▶ The input
☆ ☆ ☆ ☆ ☆

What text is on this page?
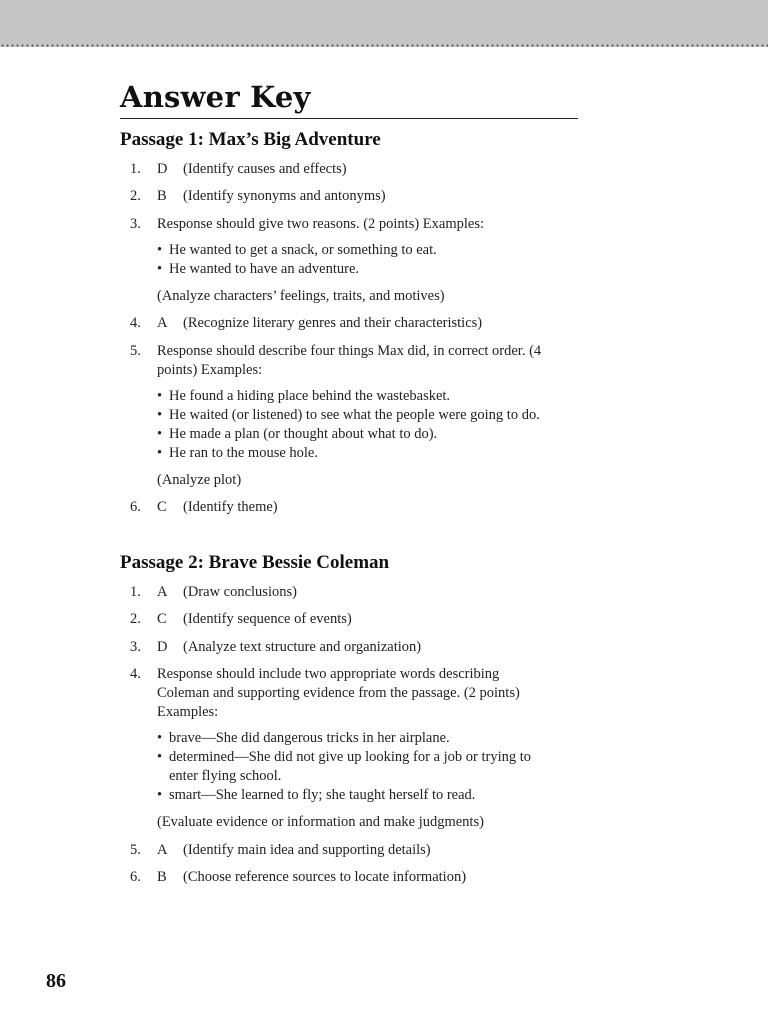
Answer Key
Passage 1: Max’s Big Adventure
1.	D (Identify causes and effects)
2.	B (Identify synonyms and antonyms)
3.	Response should give two reasons. (2 points) Examples:
• He wanted to get a snack, or something to eat.
• He wanted to have an adventure.
(Analyze characters’ feelings, traits, and motives)
4.	A (Recognize literary genres and their characteristics)
5.	Response should describe four things Max did, in correct order. (4 points) Examples:
• He found a hiding place behind the wastebasket.
• He waited (or listened) to see what the people were going to do.
• He made a plan (or thought about what to do).
• He ran to the mouse hole.
(Analyze plot)
6.	C (Identify theme)
Passage 2: Brave Bessie Coleman
1.	A (Draw conclusions)
2.	C (Identify sequence of events)
3.	D (Analyze text structure and organization)
4.	Response should include two appropriate words describing Coleman and supporting evidence from the passage. (2 points) Examples:
• brave—She did dangerous tricks in her airplane.
• determined—She did not give up looking for a job or trying to enter flying school.
• smart—She learned to fly; she taught herself to read.
(Evaluate evidence or information and make judgments)
5.	A (Identify main idea and supporting details)
6.	B (Choose reference sources to locate information)
86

☆ ☆ ☆ ☆ ☆

▶ Stated problem
Pictures stay out of the copy; please restate every record above exactly.

▶ Exercise result
What text is on this page?
Answer Key
Passage 1: Max’s Big Adventure
1.	D (Identify causes and effects)
2.	B (Identify synonyms and antonyms)
3.	Response should give two reasons. (2 points) Examples:
• He wanted to get a snack, or something to eat.
• He wanted to have an adventure.
(Analyze characters’ feelings, traits, and motives)
4.	A (Recognize literary genres and their characteristics)
5.	Response should describe four things Max did, in correct order. (4 points) Examples:
• He found a hiding place behind the wastebasket.
• He waited (or listened) to see what the people were going to do.
• He made a plan (or thought about what to do).
• He ran to the mouse hole.
(Analyze plot)
6.	C (Identify theme)
Passage 2: Brave Bessie Coleman
1.	A (Draw conclusions)
2.	C (Identify sequence of events)
3.	D (Analyze text structure and organization)
4.	Response should include two appropriate words describing Coleman and supporting evidence from the passage. (2 points) Examples:
• brave—She did dangerous tricks in her airplane.
• determined—She did not give up looking for a job or trying to enter flying school.
• smart—She learned to fly; she taught herself to read.
(Evaluate evidence or information and make judgments)
5.	A (Identify main idea and supporting details)
6.	B (Choose reference sources to locate information)
86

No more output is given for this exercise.